(Data items)
==============================
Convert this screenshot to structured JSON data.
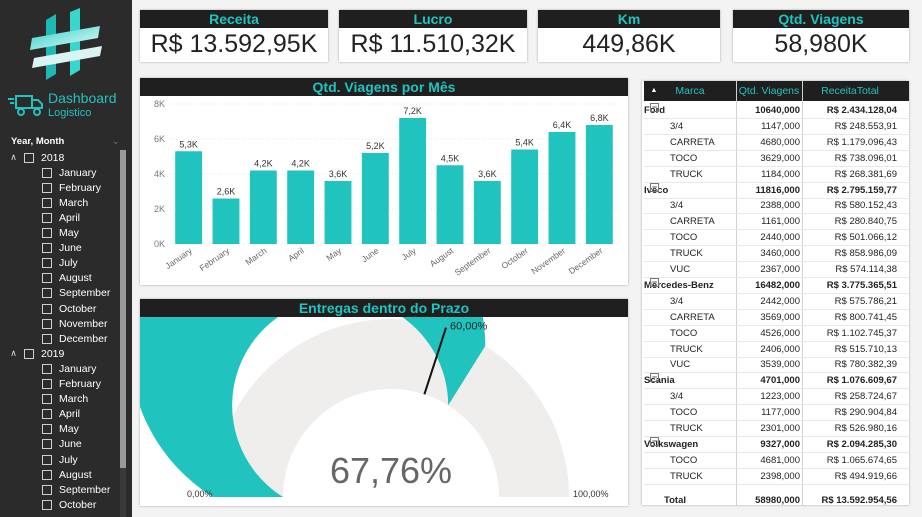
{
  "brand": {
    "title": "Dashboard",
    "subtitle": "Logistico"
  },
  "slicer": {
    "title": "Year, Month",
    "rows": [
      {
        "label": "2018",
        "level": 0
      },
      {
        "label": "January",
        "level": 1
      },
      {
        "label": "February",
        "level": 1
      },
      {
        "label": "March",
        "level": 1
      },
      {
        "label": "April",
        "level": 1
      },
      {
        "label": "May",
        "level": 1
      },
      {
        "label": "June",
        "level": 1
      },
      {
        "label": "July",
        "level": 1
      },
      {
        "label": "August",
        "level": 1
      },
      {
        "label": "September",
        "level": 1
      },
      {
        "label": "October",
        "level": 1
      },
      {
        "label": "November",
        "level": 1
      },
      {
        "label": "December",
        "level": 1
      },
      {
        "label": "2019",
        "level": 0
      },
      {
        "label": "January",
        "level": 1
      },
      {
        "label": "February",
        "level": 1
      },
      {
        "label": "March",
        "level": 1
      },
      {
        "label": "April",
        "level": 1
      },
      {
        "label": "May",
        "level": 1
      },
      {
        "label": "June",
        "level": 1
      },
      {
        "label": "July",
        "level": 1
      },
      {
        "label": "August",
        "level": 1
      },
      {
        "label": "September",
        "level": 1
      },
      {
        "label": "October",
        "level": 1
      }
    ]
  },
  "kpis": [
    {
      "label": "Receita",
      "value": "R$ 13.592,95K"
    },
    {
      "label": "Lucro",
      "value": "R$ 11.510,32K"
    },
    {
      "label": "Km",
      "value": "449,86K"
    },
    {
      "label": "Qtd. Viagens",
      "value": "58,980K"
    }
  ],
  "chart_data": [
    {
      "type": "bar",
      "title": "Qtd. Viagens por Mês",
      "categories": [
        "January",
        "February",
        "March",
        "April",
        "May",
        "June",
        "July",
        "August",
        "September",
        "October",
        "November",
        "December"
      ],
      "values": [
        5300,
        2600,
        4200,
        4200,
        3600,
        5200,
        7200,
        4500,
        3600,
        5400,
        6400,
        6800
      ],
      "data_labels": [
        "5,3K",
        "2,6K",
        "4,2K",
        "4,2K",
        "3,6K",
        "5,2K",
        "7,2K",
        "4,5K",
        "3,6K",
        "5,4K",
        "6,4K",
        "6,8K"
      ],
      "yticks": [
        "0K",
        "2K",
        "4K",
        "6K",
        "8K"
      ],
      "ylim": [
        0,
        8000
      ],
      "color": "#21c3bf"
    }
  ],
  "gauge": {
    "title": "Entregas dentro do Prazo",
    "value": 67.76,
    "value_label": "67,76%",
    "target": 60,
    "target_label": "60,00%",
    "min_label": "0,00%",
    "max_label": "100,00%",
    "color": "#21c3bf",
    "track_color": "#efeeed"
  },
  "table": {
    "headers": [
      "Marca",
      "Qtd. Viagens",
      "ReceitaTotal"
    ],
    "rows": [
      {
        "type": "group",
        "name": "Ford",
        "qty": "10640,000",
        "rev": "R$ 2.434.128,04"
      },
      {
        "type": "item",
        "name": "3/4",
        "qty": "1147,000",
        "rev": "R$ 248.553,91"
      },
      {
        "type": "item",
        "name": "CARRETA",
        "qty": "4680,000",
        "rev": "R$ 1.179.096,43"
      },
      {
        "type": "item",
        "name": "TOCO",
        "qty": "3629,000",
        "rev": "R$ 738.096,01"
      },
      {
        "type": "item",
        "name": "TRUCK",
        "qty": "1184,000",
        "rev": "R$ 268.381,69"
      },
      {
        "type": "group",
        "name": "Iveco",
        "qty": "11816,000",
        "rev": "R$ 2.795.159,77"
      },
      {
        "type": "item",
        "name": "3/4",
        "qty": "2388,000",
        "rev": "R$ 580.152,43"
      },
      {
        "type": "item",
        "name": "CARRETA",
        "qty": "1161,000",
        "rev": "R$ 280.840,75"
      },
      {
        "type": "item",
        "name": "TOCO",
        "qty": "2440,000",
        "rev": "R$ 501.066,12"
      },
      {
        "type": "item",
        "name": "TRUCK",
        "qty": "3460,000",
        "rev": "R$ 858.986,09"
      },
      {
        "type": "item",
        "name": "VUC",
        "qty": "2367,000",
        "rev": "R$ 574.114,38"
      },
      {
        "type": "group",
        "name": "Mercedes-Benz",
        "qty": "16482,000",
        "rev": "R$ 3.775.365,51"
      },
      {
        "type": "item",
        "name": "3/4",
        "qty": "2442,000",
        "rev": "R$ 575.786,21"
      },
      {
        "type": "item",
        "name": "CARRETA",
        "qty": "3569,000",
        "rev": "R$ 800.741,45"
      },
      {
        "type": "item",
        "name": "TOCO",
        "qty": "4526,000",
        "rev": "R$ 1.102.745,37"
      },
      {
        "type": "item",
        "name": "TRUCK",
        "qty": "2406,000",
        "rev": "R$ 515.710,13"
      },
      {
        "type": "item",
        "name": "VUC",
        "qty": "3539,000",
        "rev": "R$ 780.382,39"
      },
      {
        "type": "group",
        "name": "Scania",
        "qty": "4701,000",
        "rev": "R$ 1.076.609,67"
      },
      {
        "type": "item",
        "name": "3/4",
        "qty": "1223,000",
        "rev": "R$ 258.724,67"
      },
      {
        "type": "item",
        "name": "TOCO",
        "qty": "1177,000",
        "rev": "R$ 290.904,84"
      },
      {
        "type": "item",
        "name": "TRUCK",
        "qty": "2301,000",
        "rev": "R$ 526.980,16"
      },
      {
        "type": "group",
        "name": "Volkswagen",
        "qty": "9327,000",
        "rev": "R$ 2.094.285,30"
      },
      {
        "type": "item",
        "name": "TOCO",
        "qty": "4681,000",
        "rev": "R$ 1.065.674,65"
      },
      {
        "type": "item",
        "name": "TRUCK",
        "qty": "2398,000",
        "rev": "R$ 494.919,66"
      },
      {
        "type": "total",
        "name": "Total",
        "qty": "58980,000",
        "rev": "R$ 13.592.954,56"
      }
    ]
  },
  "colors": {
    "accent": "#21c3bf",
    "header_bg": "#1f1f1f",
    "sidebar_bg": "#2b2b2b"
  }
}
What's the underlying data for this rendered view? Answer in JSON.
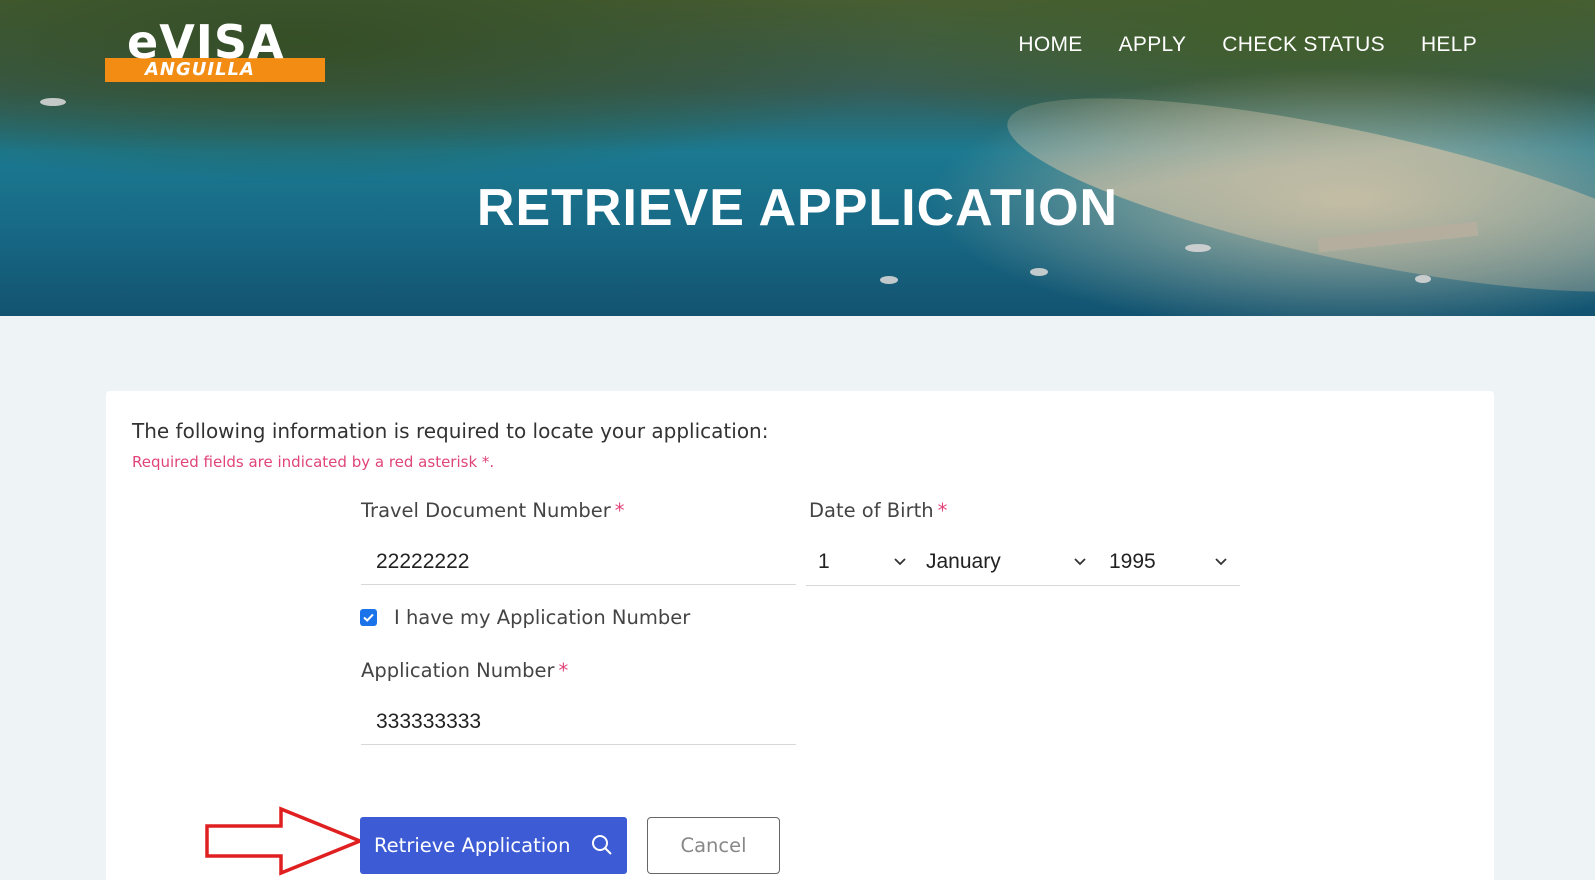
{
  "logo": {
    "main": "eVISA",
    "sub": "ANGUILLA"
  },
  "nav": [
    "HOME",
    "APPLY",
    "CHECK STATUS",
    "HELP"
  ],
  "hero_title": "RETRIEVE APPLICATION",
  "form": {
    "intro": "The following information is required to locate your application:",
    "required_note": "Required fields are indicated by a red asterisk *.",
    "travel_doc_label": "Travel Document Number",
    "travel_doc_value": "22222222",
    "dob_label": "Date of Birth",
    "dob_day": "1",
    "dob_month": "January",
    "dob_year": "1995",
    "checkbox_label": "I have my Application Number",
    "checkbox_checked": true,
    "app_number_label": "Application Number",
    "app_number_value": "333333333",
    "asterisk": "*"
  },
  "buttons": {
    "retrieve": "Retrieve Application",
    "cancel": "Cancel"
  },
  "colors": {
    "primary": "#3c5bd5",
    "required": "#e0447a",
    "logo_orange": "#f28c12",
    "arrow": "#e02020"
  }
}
==============================
-- WORK REQUIRED --
Copy the whole of the material above exactly, but not its images.

-- RESULT BELOW --
Convert this screenshot to structured JSON data.
{
  "brand": {
    "title": "Dashboard",
    "subtitle": "Logistico"
  },
  "slicer": {
    "title": "Year, Month",
    "rows": [
      {
        "label": "2018",
        "level": 0
      },
      {
        "label": "January",
        "level": 1
      },
      {
        "label": "February",
        "level": 1
      },
      {
        "label": "March",
        "level": 1
      },
      {
        "label": "April",
        "level": 1
      },
      {
        "label": "May",
        "level": 1
      },
      {
        "label": "June",
        "level": 1
      },
      {
        "label": "July",
        "level": 1
      },
      {
        "label": "August",
        "level": 1
      },
      {
        "label": "September",
        "level": 1
      },
      {
        "label": "October",
        "level": 1
      },
      {
        "label": "November",
        "level": 1
      },
      {
        "label": "December",
        "level": 1
      },
      {
        "label": "2019",
        "level": 0
      },
      {
        "label": "January",
        "level": 1
      },
      {
        "label": "February",
        "level": 1
      },
      {
        "label": "March",
        "level": 1
      },
      {
        "label": "April",
        "level": 1
      },
      {
        "label": "May",
        "level": 1
      },
      {
        "label": "June",
        "level": 1
      },
      {
        "label": "July",
        "level": 1
      },
      {
        "label": "August",
        "level": 1
      },
      {
        "label": "September",
        "level": 1
      },
      {
        "label": "October",
        "level": 1
      }
    ]
  },
  "kpis": [
    {
      "label": "Receita",
      "value": "R$ 13.592,95K"
    },
    {
      "label": "Lucro",
      "value": "R$ 11.510,32K"
    },
    {
      "label": "Km",
      "value": "449,86K"
    },
    {
      "label": "Qtd. Viagens",
      "value": "58,980K"
    }
  ],
  "chart_data": [
    {
      "type": "bar",
      "title": "Qtd. Viagens por Mês",
      "categories": [
        "January",
        "February",
        "March",
        "April",
        "May",
        "June",
        "July",
        "August",
        "September",
        "October",
        "November",
        "December"
      ],
      "values": [
        5300,
        2600,
        4200,
        4200,
        3600,
        5200,
        7200,
        4500,
        3600,
        5400,
        6400,
        6800
      ],
      "data_labels": [
        "5,3K",
        "2,6K",
        "4,2K",
        "4,2K",
        "3,6K",
        "5,2K",
        "7,2K",
        "4,5K",
        "3,6K",
        "5,4K",
        "6,4K",
        "6,8K"
      ],
      "yticks": [
        "0K",
        "2K",
        "4K",
        "6K",
        "8K"
      ],
      "ylim": [
        0,
        8000
      ],
      "color": "#21c3bf"
    }
  ],
  "gauge": {
    "title": "Entregas dentro do Prazo",
    "value": 67.76,
    "value_label": "67,76%",
    "target": 60,
    "target_label": "60,00%",
    "min_label": "0,00%",
    "max_label": "100,00%",
    "color": "#21c3bf",
    "track_color": "#efeeed"
  },
  "table": {
    "headers": [
      "Marca",
      "Qtd. Viagens",
      "ReceitaTotal"
    ],
    "rows": [
      {
        "type": "group",
        "name": "Ford",
        "qty": "10640,000",
        "rev": "R$ 2.434.128,04"
      },
      {
        "type": "item",
        "name": "3/4",
        "qty": "1147,000",
        "rev": "R$ 248.553,91"
      },
      {
        "type": "item",
        "name": "CARRETA",
        "qty": "4680,000",
        "rev": "R$ 1.179.096,43"
      },
      {
        "type": "item",
        "name": "TOCO",
        "qty": "3629,000",
        "rev": "R$ 738.096,01"
      },
      {
        "type": "item",
        "name": "TRUCK",
        "qty": "1184,000",
        "rev": "R$ 268.381,69"
      },
      {
        "type": "group",
        "name": "Iveco",
        "qty": "11816,000",
        "rev": "R$ 2.795.159,77"
      },
      {
        "type": "item",
        "name": "3/4",
        "qty": "2388,000",
        "rev": "R$ 580.152,43"
      },
      {
        "type": "item",
        "name": "CARRETA",
        "qty": "1161,000",
        "rev": "R$ 280.840,75"
      },
      {
        "type": "item",
        "name": "TOCO",
        "qty": "2440,000",
        "rev": "R$ 501.066,12"
      },
      {
        "type": "item",
        "name": "TRUCK",
        "qty": "3460,000",
        "rev": "R$ 858.986,09"
      },
      {
        "type": "item",
        "name": "VUC",
        "qty": "2367,000",
        "rev": "R$ 574.114,38"
      },
      {
        "type": "group",
        "name": "Mercedes-Benz",
        "qty": "16482,000",
        "rev": "R$ 3.775.365,51"
      },
      {
        "type": "item",
        "name": "3/4",
        "qty": "2442,000",
        "rev": "R$ 575.786,21"
      },
      {
        "type": "item",
        "name": "CARRETA",
        "qty": "3569,000",
        "rev": "R$ 800.741,45"
      },
      {
        "type": "item",
        "name": "TOCO",
        "qty": "4526,000",
        "rev": "R$ 1.102.745,37"
      },
      {
        "type": "item",
        "name": "TRUCK",
        "qty": "2406,000",
        "rev": "R$ 515.710,13"
      },
      {
        "type": "item",
        "name": "VUC",
        "qty": "3539,000",
        "rev": "R$ 780.382,39"
      },
      {
        "type": "group",
        "name": "Scania",
        "qty": "4701,000",
        "rev": "R$ 1.076.609,67"
      },
      {
        "type": "item",
        "name": "3/4",
        "qty": "1223,000",
        "rev": "R$ 258.724,67"
      },
      {
        "type": "item",
        "name": "TOCO",
        "qty": "1177,000",
        "rev": "R$ 290.904,84"
      },
      {
        "type": "item",
        "name": "TRUCK",
        "qty": "2301,000",
        "rev": "R$ 526.980,16"
      },
      {
        "type": "group",
        "name": "Volkswagen",
        "qty": "9327,000",
        "rev": "R$ 2.094.285,30"
      },
      {
        "type": "item",
        "name": "TOCO",
        "qty": "4681,000",
        "rev": "R$ 1.065.674,65"
      },
      {
        "type": "item",
        "name": "TRUCK",
        "qty": "2398,000",
        "rev": "R$ 494.919,66"
      },
      {
        "type": "total",
        "name": "Total",
        "qty": "58980,000",
        "rev": "R$ 13.592.954,56"
      }
    ]
  },
  "colors": {
    "accent": "#21c3bf",
    "header_bg": "#1f1f1f",
    "sidebar_bg": "#2b2b2b"
  }
}
What's the underlying data for this rendered view? Answer in JSON.
{
  "logo": {
    "main": "eVISA",
    "sub": "ANGUILLA"
  },
  "nav": [
    "HOME",
    "APPLY",
    "CHECK STATUS",
    "HELP"
  ],
  "hero_title": "RETRIEVE APPLICATION",
  "form": {
    "intro": "The following information is required to locate your application:",
    "required_note": "Required fields are indicated by a red asterisk *.",
    "travel_doc_label": "Travel Document Number",
    "travel_doc_value": "22222222",
    "dob_label": "Date of Birth",
    "dob_day": "1",
    "dob_month": "January",
    "dob_year": "1995",
    "checkbox_label": "I have my Application Number",
    "checkbox_checked": true,
    "app_number_label": "Application Number",
    "app_number_value": "333333333",
    "asterisk": "*"
  },
  "buttons": {
    "retrieve": "Retrieve Application",
    "cancel": "Cancel"
  },
  "colors": {
    "primary": "#3c5bd5",
    "required": "#e0447a",
    "logo_orange": "#f28c12",
    "arrow": "#e02020"
  }
}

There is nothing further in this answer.